Exercise brief> List each line in which the string "true" appears.

━━ Records to use

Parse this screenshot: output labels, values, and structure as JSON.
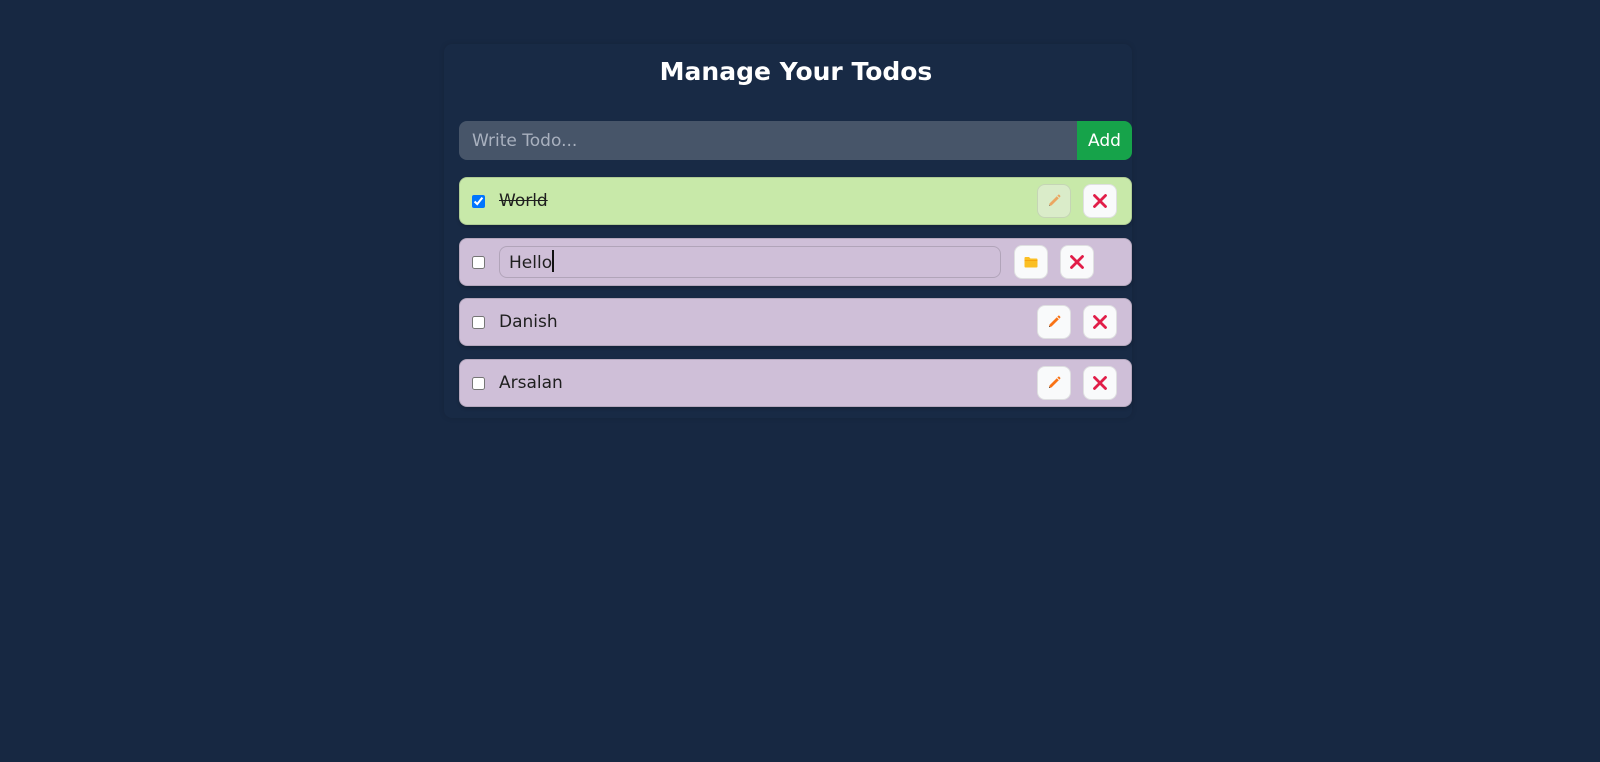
{
  "header": {
    "title": "Manage Your Todos"
  },
  "form": {
    "placeholder": "Write Todo...",
    "add_label": "Add"
  },
  "todos": [
    {
      "text": "World",
      "completed": true,
      "editing": false,
      "action_icon": "pencil-icon"
    },
    {
      "text": "Hello",
      "completed": false,
      "editing": true,
      "action_icon": "folder-icon"
    },
    {
      "text": "Danish",
      "completed": false,
      "editing": false,
      "action_icon": "pencil-icon"
    },
    {
      "text": "Arsalan",
      "completed": false,
      "editing": false,
      "action_icon": "pencil-icon"
    }
  ],
  "colors": {
    "background": "#172842",
    "input_background": "#475569",
    "add_button": "#16a34a",
    "completed_row": "#c8e9a9",
    "open_row": "#cfbfd8",
    "delete_icon": "#e11d48",
    "pencil_icon": "#f97316",
    "folder_icon": "#fbbf24"
  }
}
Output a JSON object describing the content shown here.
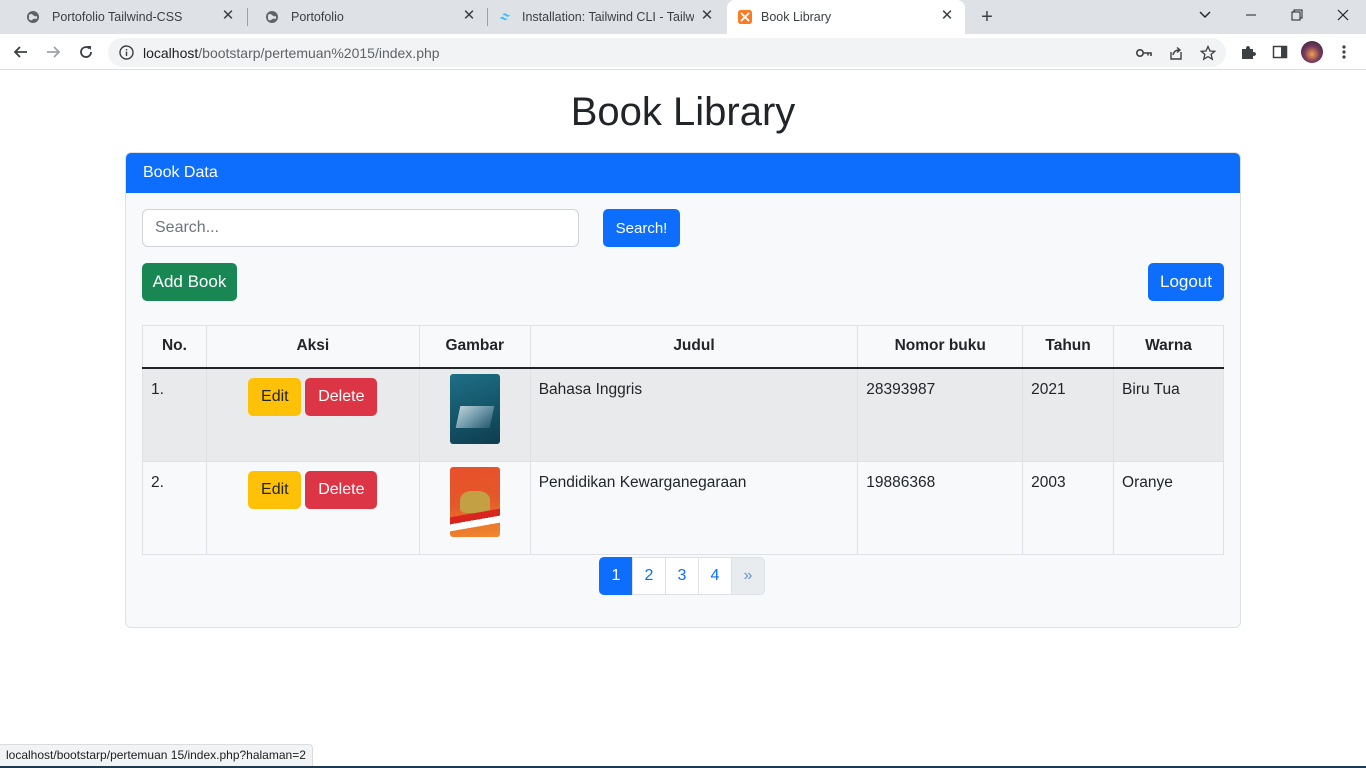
{
  "browser": {
    "tabs": [
      {
        "title": "Portofolio Tailwind-CSS",
        "icon": "globe-icon"
      },
      {
        "title": "Portofolio",
        "icon": "globe-icon"
      },
      {
        "title": "Installation: Tailwind CLI - Tailwind",
        "icon": "tailwind-icon"
      },
      {
        "title": "Book Library",
        "icon": "xampp-icon",
        "active": true
      }
    ],
    "close_glyph": "✕",
    "new_tab_glyph": "+",
    "url_host": "localhost",
    "url_path": "/bootstarp/pertemuan%2015/index.php",
    "status_url": "localhost/bootstarp/pertemuan 15/index.php?halaman=2"
  },
  "page": {
    "title": "Book Library"
  },
  "card": {
    "header": "Book Data",
    "search_placeholder": "Search...",
    "search_label": "Search!",
    "add_label": "Add Book",
    "logout_label": "Logout"
  },
  "table": {
    "headers": [
      "No.",
      "Aksi",
      "Gambar",
      "Judul",
      "Nomor buku",
      "Tahun",
      "Warna"
    ],
    "edit_label": "Edit",
    "delete_label": "Delete",
    "rows": [
      {
        "no": "1.",
        "judul": "Bahasa Inggris",
        "nomor": "28393987",
        "tahun": "2021",
        "warna": "Biru Tua",
        "cover_color": "#1f6f86"
      },
      {
        "no": "2.",
        "judul": "Pendidikan Kewarganegaraan",
        "nomor": "19886368",
        "tahun": "2003",
        "warna": "Oranye",
        "cover_color": "#e8502a"
      }
    ]
  },
  "pagination": {
    "pages": [
      "1",
      "2",
      "3",
      "4"
    ],
    "active_page": "1",
    "next_label": "»"
  },
  "colors": {
    "primary": "#0d6efd",
    "success": "#198754",
    "warning": "#ffc107",
    "danger": "#dc3545"
  }
}
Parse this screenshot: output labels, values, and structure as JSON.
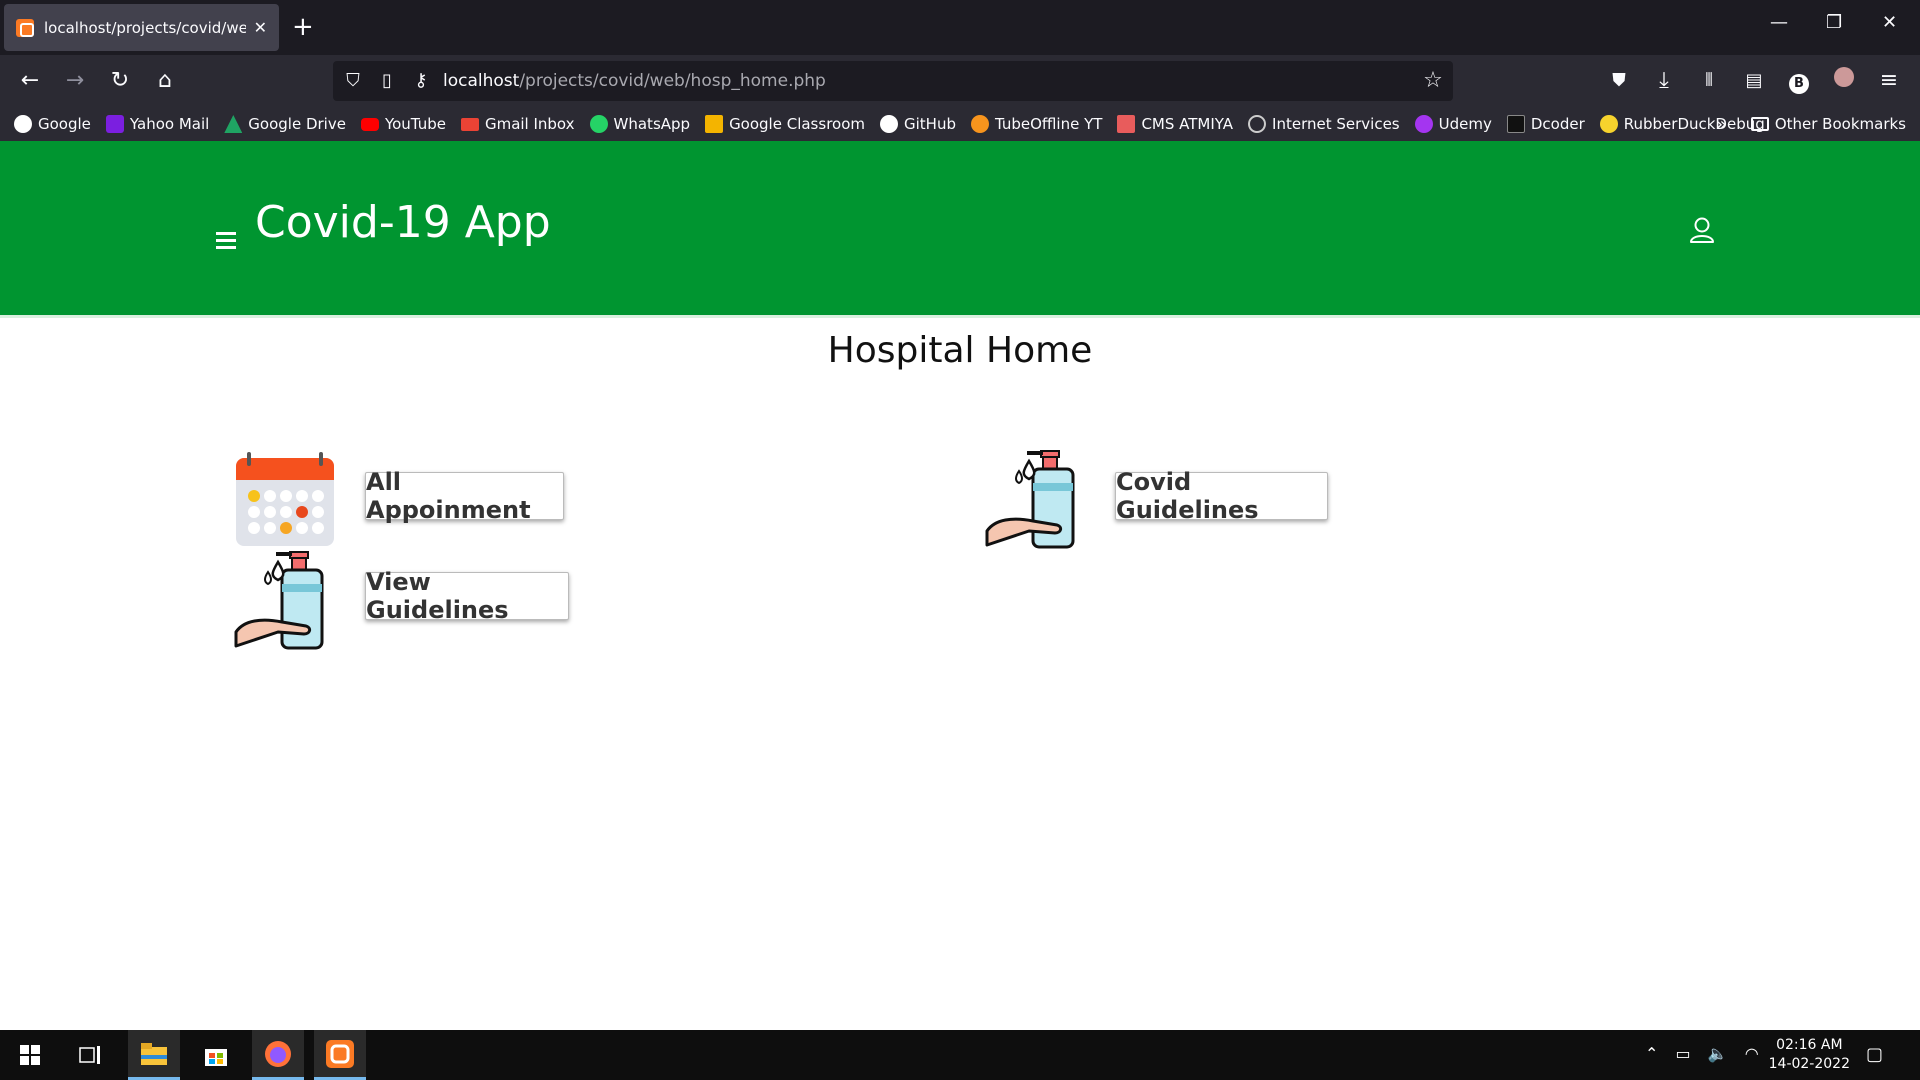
{
  "browser": {
    "tab_title": "localhost/projects/covid/web/h",
    "tab_close": "✕",
    "new_tab": "+",
    "url_host": "localhost",
    "url_path": "/projects/covid/web/hosp_home.php",
    "win_min": "—",
    "win_max": "❐",
    "win_close": "✕"
  },
  "bookmarks": [
    {
      "label": "Google",
      "color": "#ffffff"
    },
    {
      "label": "Yahoo Mail",
      "color": "#7b1fe0"
    },
    {
      "label": "Google Drive",
      "color": "#1fa463"
    },
    {
      "label": "YouTube",
      "color": "#ff0000"
    },
    {
      "label": "Gmail Inbox",
      "color": "#ea4335"
    },
    {
      "label": "WhatsApp",
      "color": "#25d366"
    },
    {
      "label": "Google Classroom",
      "color": "#f4b400"
    },
    {
      "label": "GitHub",
      "color": "#ffffff"
    },
    {
      "label": "TubeOffline YT",
      "color": "#f7941d"
    },
    {
      "label": "CMS ATMIYA",
      "color": "#e85c5c"
    },
    {
      "label": "Internet Services",
      "color": "#cccccc"
    },
    {
      "label": "Udemy",
      "color": "#a435f0"
    },
    {
      "label": "Dcoder",
      "color": "#111111"
    },
    {
      "label": "RubberDuckDebug",
      "color": "#f6d32d"
    }
  ],
  "other_bookmarks": "Other Bookmarks",
  "app": {
    "title": "Covid-19 App",
    "page_title": "Hospital Home",
    "buttons": {
      "all_appointment": "All Appoinment",
      "covid_guidelines": "Covid Guidelines",
      "view_guidelines": "View Guidelines"
    }
  },
  "taskbar": {
    "time": "02:16 AM",
    "date": "14-02-2022"
  },
  "colors": {
    "header_green": "#009530"
  }
}
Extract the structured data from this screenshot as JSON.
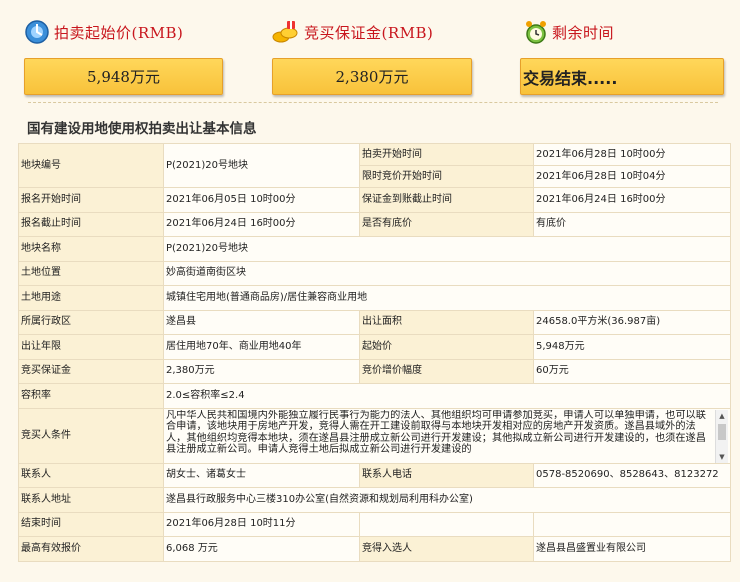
{
  "header": {
    "start_price_label": "拍卖起始价(RMB)",
    "deposit_label": "竞买保证金(RMB)",
    "time_left_label": "剩余时间",
    "start_price_value": "5,948万元",
    "deposit_value": "2,380万元",
    "time_left_value": "交易结束....."
  },
  "section_title": "国有建设用地使用权拍卖出让基本信息",
  "rows": {
    "parcel_no_key": "地块编号",
    "parcel_no_val": "P(2021)20号地块",
    "auction_start_key": "拍卖开始时间",
    "auction_start_val": "2021年06月28日 10时00分",
    "limited_bid_start_key": "限时竞价开始时间",
    "limited_bid_start_val": "2021年06月28日 10时04分",
    "reg_start_key": "报名开始时间",
    "reg_start_val": "2021年06月05日 10时00分",
    "deposit_deadline_key": "保证金到账截止时间",
    "deposit_deadline_val": "2021年06月24日 16时00分",
    "reg_end_key": "报名截止时间",
    "reg_end_val": "2021年06月24日 16时00分",
    "reserve_key": "是否有底价",
    "reserve_val": "有底价",
    "parcel_name_key": "地块名称",
    "parcel_name_val": "P(2021)20号地块",
    "location_key": "土地位置",
    "location_val": "妙高街道南街区块",
    "usage_key": "土地用途",
    "usage_val": "城镇住宅用地(普通商品房)/居住兼容商业用地",
    "district_key": "所属行政区",
    "district_val": "遂昌县",
    "area_key": "出让面积",
    "area_val": "24658.0平方米(36.987亩)",
    "term_key": "出让年限",
    "term_val": "居住用地70年、商业用地40年",
    "start_price_key": "起始价",
    "start_price_val": "5,948万元",
    "bid_deposit_key": "竞买保证金",
    "bid_deposit_val": "2,380万元",
    "increment_key": "竞价增价幅度",
    "increment_val": "60万元",
    "far_key": "容积率",
    "far_val": "2.0≤容积率≤2.4",
    "conditions_key": "竞买人条件",
    "conditions_val": "凡中华人民共和国境内外能独立履行民事行为能力的法人、其他组织均可申请参加竞买，申请人可以单独申请，也可以联合申请，该地块用于房地产开发，竞得人需在开工建设前取得与本地块开发相对应的房地产开发资质。遂昌县域外的法人，其他组织均竞得本地块，须在遂昌县注册成立新公司进行开发建设；其他拟成立新公司进行开发建设的，也须在遂昌县注册成立新公司。申请人竞得土地后拟成立新公司进行开发建设的",
    "contact_key": "联系人",
    "contact_val": "胡女士、诸葛女士",
    "phone_key": "联系人电话",
    "phone_val": "0578-8520690、8528643、8123272",
    "address_key": "联系人地址",
    "address_val": "遂昌县行政服务中心三楼310办公室(自然资源和规划局利用科办公室)",
    "end_time_key": "结束时间",
    "end_time_val": "2021年06月28日 10时11分",
    "top_bid_key": "最高有效报价",
    "top_bid_val": "6,068 万元",
    "winner_key": "竞得入选人",
    "winner_val": "遂昌县昌盛置业有限公司"
  },
  "colors": {
    "accent_red": "#c8161d",
    "box_yellow": "#f8c23a",
    "key_bg": "#fbf1d5"
  }
}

━━━━

Task response>
      "completed": true,
      "editing": true,
        "active": true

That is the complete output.